#### [Given instruction]
Please output every line of the material as it stands, without the pictures.

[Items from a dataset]

· · · · · · ·

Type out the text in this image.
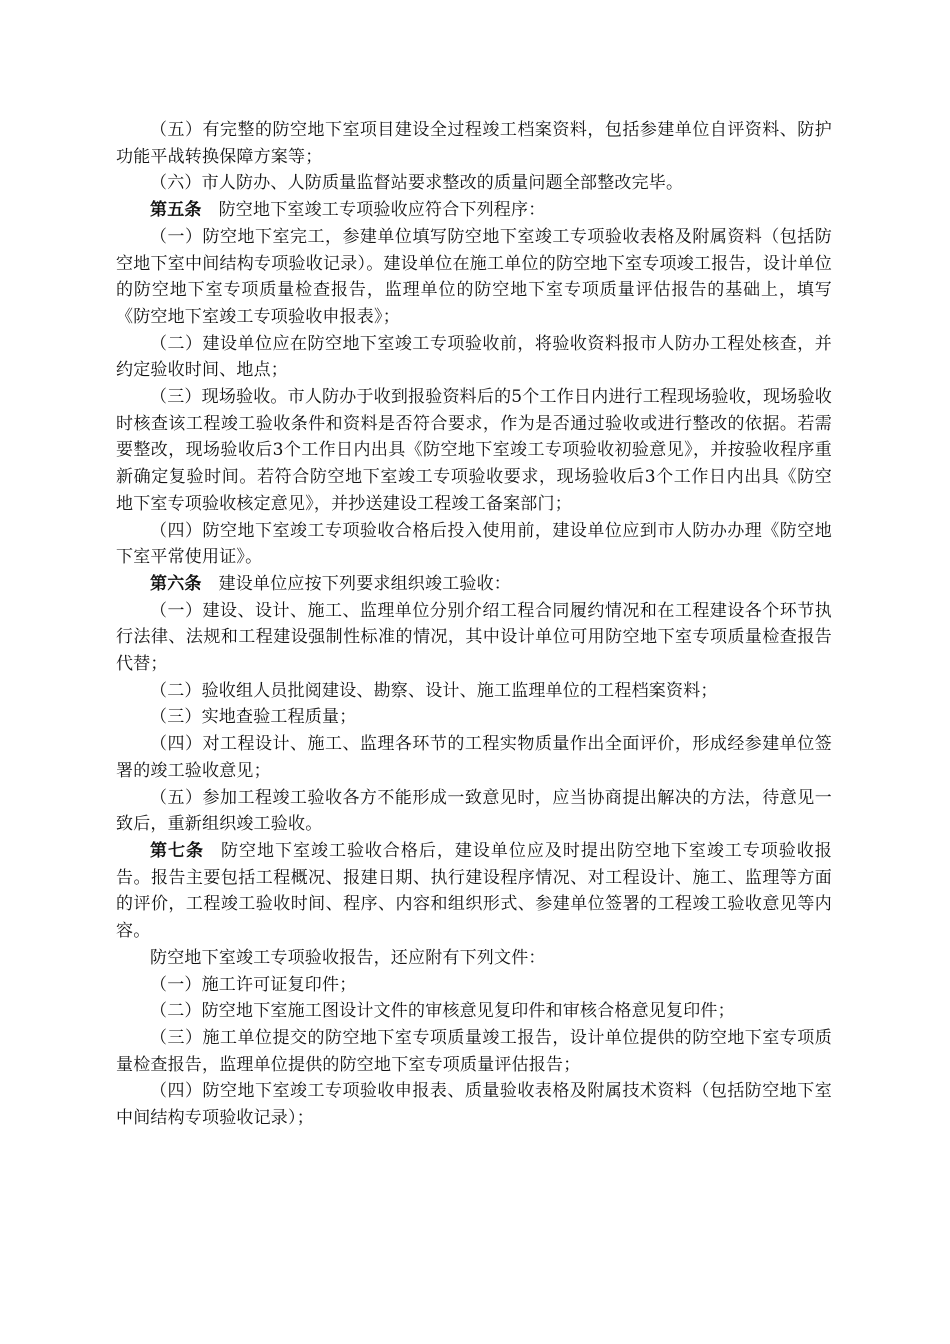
（五）有完整的防空地下室项目建设全过程竣工档案资料，包括参建单位自评资料、防护功能平战转换保障方案等；

（六）市人防办、人防质量监督站要求整改的质量问题全部整改完毕。

第五条 防空地下室竣工专项验收应符合下列程序：

（一）防空地下室完工，参建单位填写防空地下室竣工专项验收表格及附属资料（包括防空地下室中间结构专项验收记录）。建设单位在施工单位的防空地下室专项竣工报告，设计单位的防空地下室专项质量检查报告，监理单位的防空地下室专项质量评估报告的基础上，填写《防空地下室竣工专项验收申报表》；

（二）建设单位应在防空地下室竣工专项验收前，将验收资料报市人防办工程处核查，并约定验收时间、地点；

（三）现场验收。市人防办于收到报验资料后的5个工作日内进行工程现场验收，现场验收时核查该工程竣工验收条件和资料是否符合要求，作为是否通过验收或进行整改的依据。若需要整改，现场验收后3个工作日内出具《防空地下室竣工专项验收初验意见》，并按验收程序重新确定复验时间。若符合防空地下室竣工专项验收要求，现场验收后3个工作日内出具《防空地下室专项验收核定意见》，并抄送建设工程竣工备案部门；

（四）防空地下室竣工专项验收合格后投入使用前，建设单位应到市人防办办理《防空地下室平常使用证》。

第六条 建设单位应按下列要求组织竣工验收：

（一）建设、设计、施工、监理单位分别介绍工程合同履约情况和在工程建设各个环节执行法律、法规和工程建设强制性标准的情况，其中设计单位可用防空地下室专项质量检查报告代替；

（二）验收组人员批阅建设、勘察、设计、施工监理单位的工程档案资料；

（三）实地查验工程质量；

（四）对工程设计、施工、监理各环节的工程实物质量作出全面评价，形成经参建单位签署的竣工验收意见；

（五）参加工程竣工验收各方不能形成一致意见时，应当协商提出解决的方法，待意见一致后，重新组织竣工验收。

第七条 防空地下室竣工验收合格后，建设单位应及时提出防空地下室竣工专项验收报告。报告主要包括工程概况、报建日期、执行建设程序情况、对工程设计、施工、监理等方面的评价，工程竣工验收时间、程序、内容和组织形式、参建单位签署的工程竣工验收意见等内容。

防空地下室竣工专项验收报告，还应附有下列文件：

（一）施工许可证复印件；

（二）防空地下室施工图设计文件的审核意见复印件和审核合格意见复印件；

（三）施工单位提交的防空地下室专项质量竣工报告，设计单位提供的防空地下室专项质量检查报告，监理单位提供的防空地下室专项质量评估报告；

（四）防空地下室竣工专项验收申报表、质量验收表格及附属技术资料（包括防空地下室中间结构专项验收记录）；
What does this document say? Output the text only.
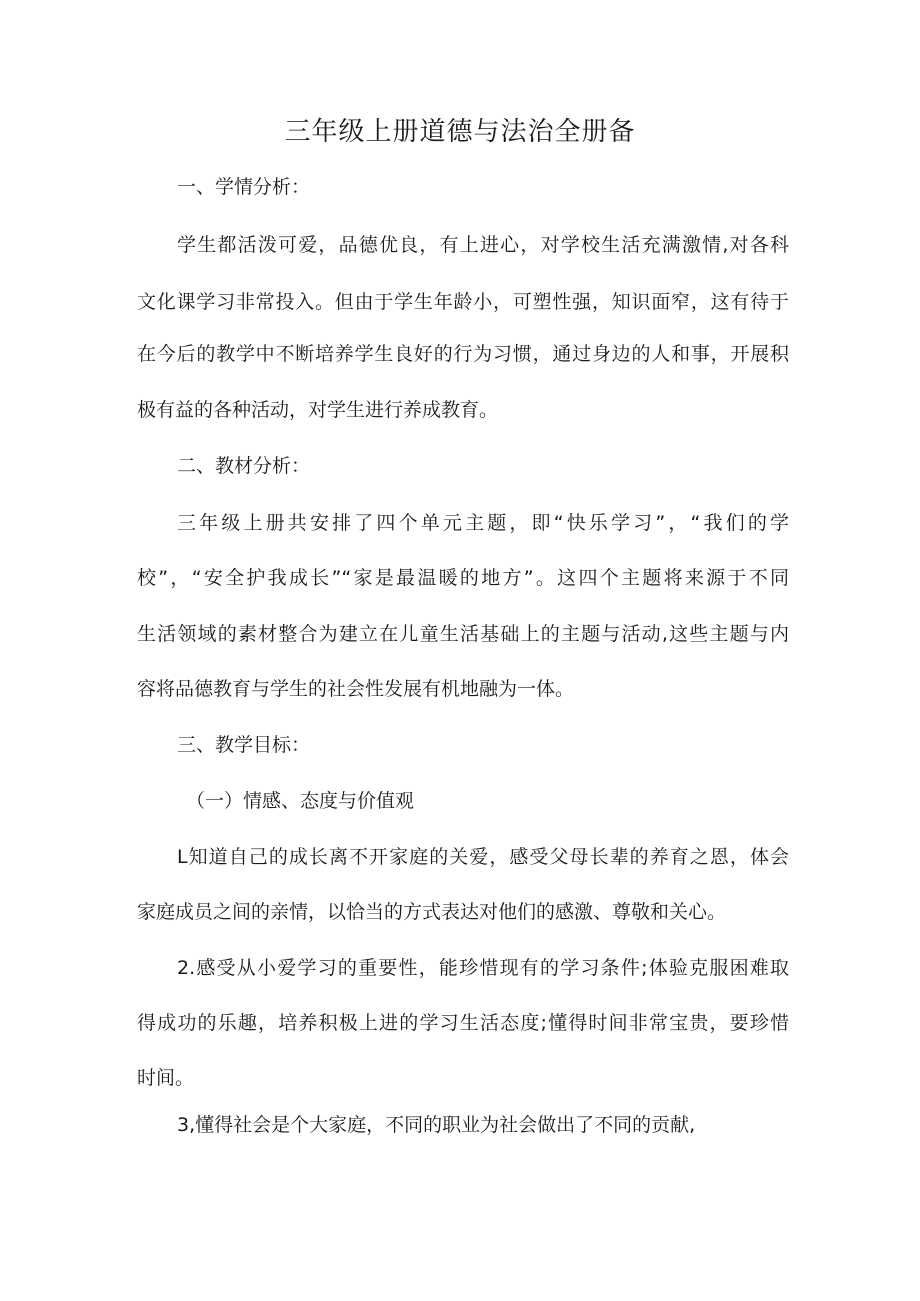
三年级上册道德与法治全册备
一、学情分析：
学生都活泼可爱，品德优良，有上进心，对学校生活充满激情,对各科
文化课学习非常投入。但由于学生年龄小，可塑性强，知识面窄，这有待于
在今后的教学中不断培养学生良好的行为习惯，通过身边的人和事，开展积
极有益的各种活动，对学生进行养成教育。
二、教材分析：
三年级上册共安排了四个单元主题，即“快乐学习”，“我们的学
校”，“安全护我成长”“家是最温暖的地方”。这四个主题将来源于不同
生活领域的素材整合为建立在儿童生活基础上的主题与活动,这些主题与内
容将品德教育与学生的社会性发展有机地融为一体。
三、教学目标：
（一）情感、态度与价值观
L知道自己的成长离不开家庭的关爱，感受父母长辈的养育之恩，体会
家庭成员之间的亲情，以恰当的方式表达对他们的感激、尊敬和关心。
2.感受从小爱学习的重要性，能珍惜现有的学习条件;体验克服困难取
得成功的乐趣，培养积极上进的学习生活态度;懂得时间非常宝贵，要珍惜
时间。
3,懂得社会是个大家庭，不同的职业为社会做出了不同的贡献,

· · · · · · ·

#### [Reply to the task]
Type out the text in this image.
（五）有完整的防空地下室项目建设全过程竣工档案资料，包括参建单位自评资料、防护功能平战转换保障方案等；

（六）市人防办、人防质量监督站要求整改的质量问题全部整改完毕。

第五条 防空地下室竣工专项验收应符合下列程序：

（一）防空地下室完工，参建单位填写防空地下室竣工专项验收表格及附属资料（包括防空地下室中间结构专项验收记录）。建设单位在施工单位的防空地下室专项竣工报告，设计单位的防空地下室专项质量检查报告，监理单位的防空地下室专项质量评估报告的基础上，填写《防空地下室竣工专项验收申报表》；

（二）建设单位应在防空地下室竣工专项验收前，将验收资料报市人防办工程处核查，并约定验收时间、地点；

（三）现场验收。市人防办于收到报验资料后的5个工作日内进行工程现场验收，现场验收时核查该工程竣工验收条件和资料是否符合要求，作为是否通过验收或进行整改的依据。若需要整改，现场验收后3个工作日内出具《防空地下室竣工专项验收初验意见》，并按验收程序重新确定复验时间。若符合防空地下室竣工专项验收要求，现场验收后3个工作日内出具《防空地下室专项验收核定意见》，并抄送建设工程竣工备案部门；

（四）防空地下室竣工专项验收合格后投入使用前，建设单位应到市人防办办理《防空地下室平常使用证》。

第六条 建设单位应按下列要求组织竣工验收：

（一）建设、设计、施工、监理单位分别介绍工程合同履约情况和在工程建设各个环节执行法律、法规和工程建设强制性标准的情况，其中设计单位可用防空地下室专项质量检查报告代替；

（二）验收组人员批阅建设、勘察、设计、施工监理单位的工程档案资料；

（三）实地查验工程质量；

（四）对工程设计、施工、监理各环节的工程实物质量作出全面评价，形成经参建单位签署的竣工验收意见；

（五）参加工程竣工验收各方不能形成一致意见时，应当协商提出解决的方法，待意见一致后，重新组织竣工验收。

第七条 防空地下室竣工验收合格后，建设单位应及时提出防空地下室竣工专项验收报告。报告主要包括工程概况、报建日期、执行建设程序情况、对工程设计、施工、监理等方面的评价，工程竣工验收时间、程序、内容和组织形式、参建单位签署的工程竣工验收意见等内容。

防空地下室竣工专项验收报告，还应附有下列文件：

（一）施工许可证复印件；

（二）防空地下室施工图设计文件的审核意见复印件和审核合格意见复印件；

（三）施工单位提交的防空地下室专项质量竣工报告，设计单位提供的防空地下室专项质量检查报告，监理单位提供的防空地下室专项质量评估报告；

（四）防空地下室竣工专项验收申报表、质量验收表格及附属技术资料（包括防空地下室中间结构专项验收记录）；
What does this document say? Output the text only.
三年级上册道德与法治全册备
一、学情分析：
学生都活泼可爱，品德优良，有上进心，对学校生活充满激情,对各科
文化课学习非常投入。但由于学生年龄小，可塑性强，知识面窄，这有待于
在今后的教学中不断培养学生良好的行为习惯，通过身边的人和事，开展积
极有益的各种活动，对学生进行养成教育。
二、教材分析：
三年级上册共安排了四个单元主题，即“快乐学习”，“我们的学
校”，“安全护我成长”“家是最温暖的地方”。这四个主题将来源于不同
生活领域的素材整合为建立在儿童生活基础上的主题与活动,这些主题与内
容将品德教育与学生的社会性发展有机地融为一体。
三、教学目标：
（一）情感、态度与价值观
L知道自己的成长离不开家庭的关爱，感受父母长辈的养育之恩，体会
家庭成员之间的亲情，以恰当的方式表达对他们的感激、尊敬和关心。
2.感受从小爱学习的重要性，能珍惜现有的学习条件;体验克服困难取
得成功的乐趣，培养积极上进的学习生活态度;懂得时间非常宝贵，要珍惜
时间。
3,懂得社会是个大家庭，不同的职业为社会做出了不同的贡献,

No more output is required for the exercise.